Data tied to figure images
--- --- ---

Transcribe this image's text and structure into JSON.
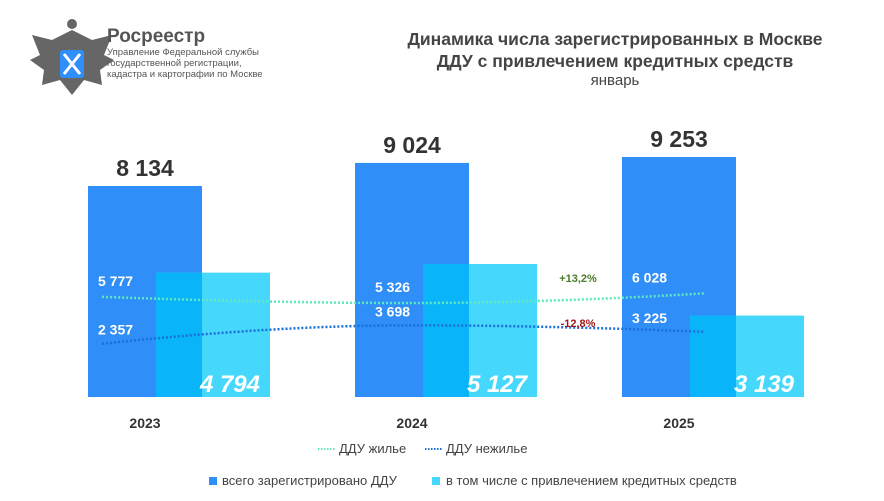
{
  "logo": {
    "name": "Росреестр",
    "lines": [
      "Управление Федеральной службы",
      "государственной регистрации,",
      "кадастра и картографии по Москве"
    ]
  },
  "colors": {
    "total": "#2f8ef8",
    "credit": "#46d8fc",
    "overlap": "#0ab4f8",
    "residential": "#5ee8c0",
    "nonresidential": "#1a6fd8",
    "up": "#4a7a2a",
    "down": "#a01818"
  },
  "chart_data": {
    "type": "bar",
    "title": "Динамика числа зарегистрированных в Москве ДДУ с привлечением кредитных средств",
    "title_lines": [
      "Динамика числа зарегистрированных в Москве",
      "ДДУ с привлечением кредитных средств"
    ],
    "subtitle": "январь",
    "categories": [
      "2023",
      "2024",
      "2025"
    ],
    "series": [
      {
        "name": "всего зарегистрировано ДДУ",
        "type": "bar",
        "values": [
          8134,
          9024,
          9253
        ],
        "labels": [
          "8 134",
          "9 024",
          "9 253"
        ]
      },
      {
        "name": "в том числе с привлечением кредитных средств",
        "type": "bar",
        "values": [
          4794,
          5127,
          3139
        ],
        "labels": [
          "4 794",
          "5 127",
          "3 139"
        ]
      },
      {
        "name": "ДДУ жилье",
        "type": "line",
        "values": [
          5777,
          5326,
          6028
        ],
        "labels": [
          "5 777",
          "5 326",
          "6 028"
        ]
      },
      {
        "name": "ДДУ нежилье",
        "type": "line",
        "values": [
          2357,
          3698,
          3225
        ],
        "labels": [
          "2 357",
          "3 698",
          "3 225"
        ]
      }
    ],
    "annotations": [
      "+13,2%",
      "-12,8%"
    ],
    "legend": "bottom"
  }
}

--- --- ---

▶ [Task requirements]
Set down all the data again exactly as above, pictures excluded.

▶ [Answer in full]
Transcribe this image's text and structure into JSON.
{
  "logo": {
    "name": "Росреестр",
    "lines": [
      "Управление Федеральной службы",
      "государственной регистрации,",
      "кадастра и картографии по Москве"
    ]
  },
  "colors": {
    "total": "#2f8ef8",
    "credit": "#46d8fc",
    "overlap": "#0ab4f8",
    "residential": "#5ee8c0",
    "nonresidential": "#1a6fd8",
    "up": "#4a7a2a",
    "down": "#a01818"
  },
  "chart_data": {
    "type": "bar",
    "title": "Динамика числа зарегистрированных в Москве ДДУ с привлечением кредитных средств",
    "title_lines": [
      "Динамика числа зарегистрированных в Москве",
      "ДДУ с привлечением кредитных средств"
    ],
    "subtitle": "январь",
    "categories": [
      "2023",
      "2024",
      "2025"
    ],
    "series": [
      {
        "name": "всего зарегистрировано ДДУ",
        "type": "bar",
        "values": [
          8134,
          9024,
          9253
        ],
        "labels": [
          "8 134",
          "9 024",
          "9 253"
        ]
      },
      {
        "name": "в том числе с привлечением кредитных средств",
        "type": "bar",
        "values": [
          4794,
          5127,
          3139
        ],
        "labels": [
          "4 794",
          "5 127",
          "3 139"
        ]
      },
      {
        "name": "ДДУ жилье",
        "type": "line",
        "values": [
          5777,
          5326,
          6028
        ],
        "labels": [
          "5 777",
          "5 326",
          "6 028"
        ]
      },
      {
        "name": "ДДУ нежилье",
        "type": "line",
        "values": [
          2357,
          3698,
          3225
        ],
        "labels": [
          "2 357",
          "3 698",
          "3 225"
        ]
      }
    ],
    "annotations": [
      "+13,2%",
      "-12,8%"
    ],
    "legend": "bottom"
  }
}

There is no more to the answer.